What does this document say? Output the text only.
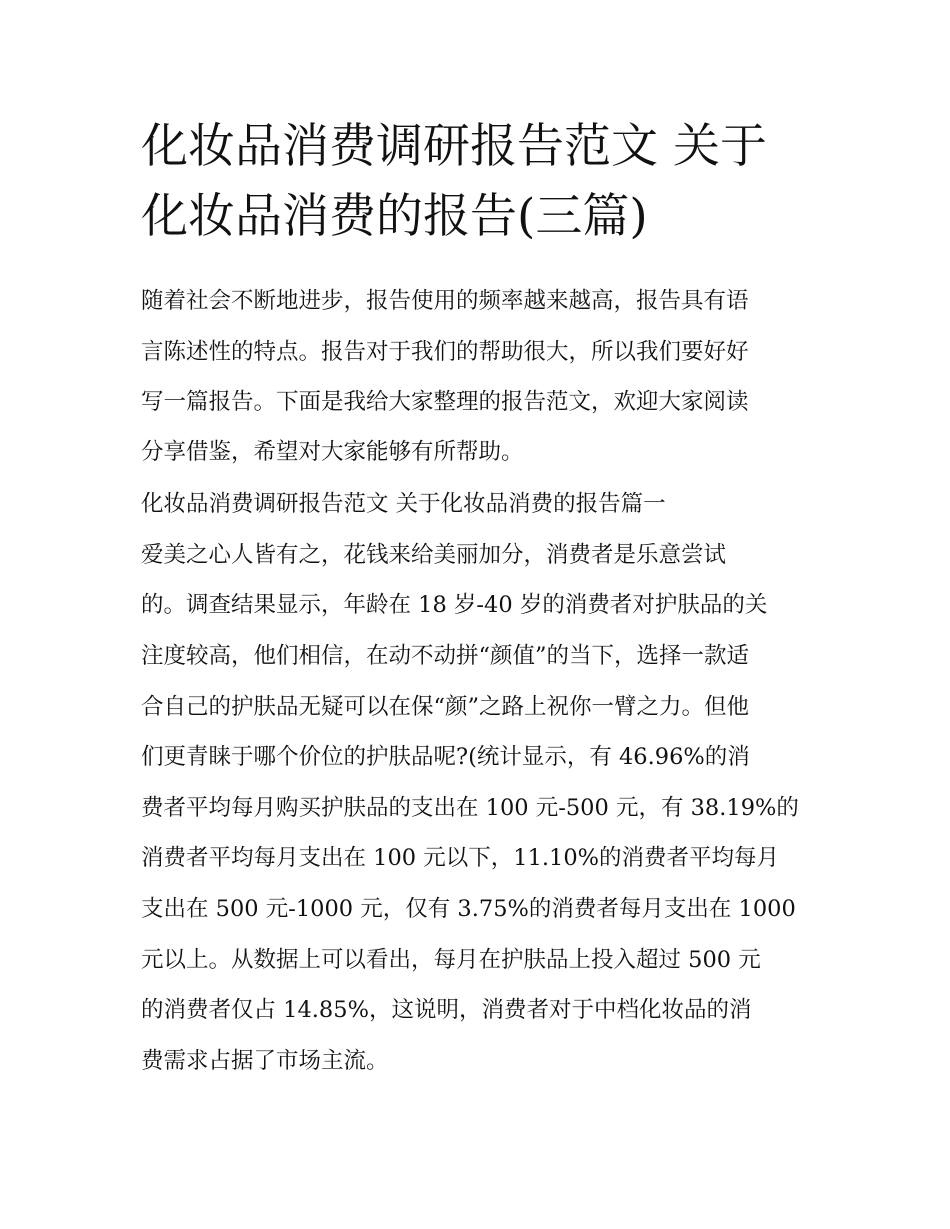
化妆品消费调研报告范文 关于
化妆品消费的报告(三篇)

随着社会不断地进步，报告使用的频率越来越高，报告具有语

言陈述性的特点。报告对于我们的帮助很大，所以我们要好好

写一篇报告。下面是我给大家整理的报告范文，欢迎大家阅读

分享借鉴，希望对大家能够有所帮助。

化妆品消费调研报告范文 关于化妆品消费的报告篇一

爱美之心人皆有之，花钱来给美丽加分，消费者是乐意尝试

的。调查结果显示，年龄在 18 岁-40 岁的消费者对护肤品的关

注度较高，他们相信，在动不动拼“颜值”的当下，选择一款适

合自己的护肤品无疑可以在保“颜”之路上祝你一臂之力。但他

们更青睐于哪个价位的护肤品呢?(统计显示，有 46.96%的消

费者平均每月购买护肤品的支出在 100 元-500 元，有 38.19%的

消费者平均每月支出在 100 元以下，11.10%的消费者平均每月

支出在 500 元-1000 元，仅有 3.75%的消费者每月支出在 1000

元以上。从数据上可以看出，每月在护肤品上投入超过 500 元

的消费者仅占 14.85%，这说明，消费者对于中档化妆品的消

费需求占据了市场主流。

Exercise directions:
Repeat the records above exactly, omitting every picture.

The response:
What does this document say? Output the text only.
化妆品消费调研报告范文 关于
化妆品消费的报告(三篇)

随着社会不断地进步，报告使用的频率越来越高，报告具有语

言陈述性的特点。报告对于我们的帮助很大，所以我们要好好

写一篇报告。下面是我给大家整理的报告范文，欢迎大家阅读

分享借鉴，希望对大家能够有所帮助。

化妆品消费调研报告范文 关于化妆品消费的报告篇一

爱美之心人皆有之，花钱来给美丽加分，消费者是乐意尝试

的。调查结果显示，年龄在 18 岁-40 岁的消费者对护肤品的关

注度较高，他们相信，在动不动拼“颜值”的当下，选择一款适

合自己的护肤品无疑可以在保“颜”之路上祝你一臂之力。但他

们更青睐于哪个价位的护肤品呢?(统计显示，有 46.96%的消

费者平均每月购买护肤品的支出在 100 元-500 元，有 38.19%的

消费者平均每月支出在 100 元以下，11.10%的消费者平均每月

支出在 500 元-1000 元，仅有 3.75%的消费者每月支出在 1000

元以上。从数据上可以看出，每月在护肤品上投入超过 500 元

的消费者仅占 14.85%，这说明，消费者对于中档化妆品的消

费需求占据了市场主流。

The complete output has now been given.